Tâches:
A: Reproduisez fidèlement, dans le texte sur l'attaque contre al-Jadeed, tout le passage allant de "La soudaine attaque" jusqu'à "de la presse.".
B: Relevez dans le texte sur l'attaque contre al-Jadeed tous les noms propres de personnes, de chaînes de télévision et de mouvements politiques.
C: D'après le texte sur l'attaque contre al-Jadeed, contre quoi les casseurs protestaient-ils ?

Texte à lire:

Il ne manquait plus aux médias libanais et à tous ceux qui travaillent dans ce domaine que le lamentable épisode de mardi soir devant la chaîne al-Jadeed (NTV) pour compléter leur long chemin de croix.
La soudaine attaque des casseurs contre les locaux de la chaîne, en guise de protestation contre un programme satirique qui a évoqué en termes sarcastiques la disparition de l'imam Moussa Sadr, orchestrée dit-on par le dictateur libyen déchu et tué Muammar Kadhafi, reste incompréhensible et injustifiable. Mais ce qui l'est encore plus, c'est l'attitude de l'État et de toutes les instances concernées par la protection de la liberté de la presse.
Le mouvement Amal a eu beau affirmer que les casseurs ne sont pas issus de ses rangs, les drapeaux brandis et les slogans martelés étaient suffisamment éloquents. Certes, chaque personne a le droit de protester contre le contenu d'un programme télévisé ou contre une opinion exprimée. Mais ce droit n'englobe pas celui de tenter de causer des dommages matériels au bâtiment qui abrite la chaîne ou de s'en prendre directement aux travailleurs, profitant de l'attitude pour le moins ambiguë des forces de l'ordre mobilisées en principe pour repousser les assaillants mais qui, en réalité, ont fait preuve d'un laxisme étonnant. Quand on pense à la fermeté des forces de l'ordre et à leur zèle décuplé par les tuyaux et autres armes de répression des manifestations lorsqu'il s'agissait d'empêcher les protestataires contre l'amoncellement des déchets dans les rues, on remarque mieux l'étrange complaisance dont elles ont fait preuve avec ceux qui ont attaqué à coups de pierres le bâtiment de la NTV.

Extrait de données:
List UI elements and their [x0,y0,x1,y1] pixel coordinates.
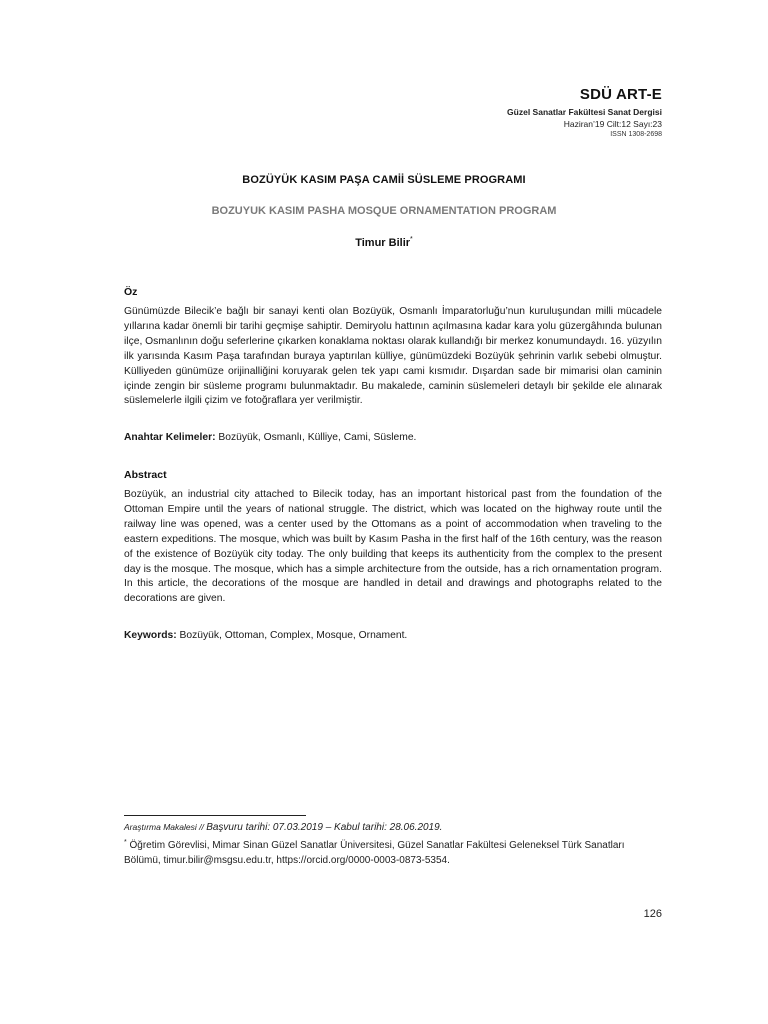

Réponses:
A:
La soudaine attaque des casseurs contre les locaux de la chaîne, en guise de protestation contre un programme satirique qui a évoqué en termes sarcastiques la disparition de l'imam Moussa Sadr, orchestrée dit-on par le dictateur libyen déchu et tué Muammar Kadhafi, reste incompréhensible et injustifiable. Mais ce qui l'est encore plus, c'est l'attitude de l'État et de toutes les instances concernées par la protection de la liberté de la presse.

B: al-Jadeed, NTV, Moussa Sadr, Muammar Kadhafi, Amal

C: Contre un programme satirique qui a évoqué en termes sarcastiques la disparition de l'imam Moussa Sadr.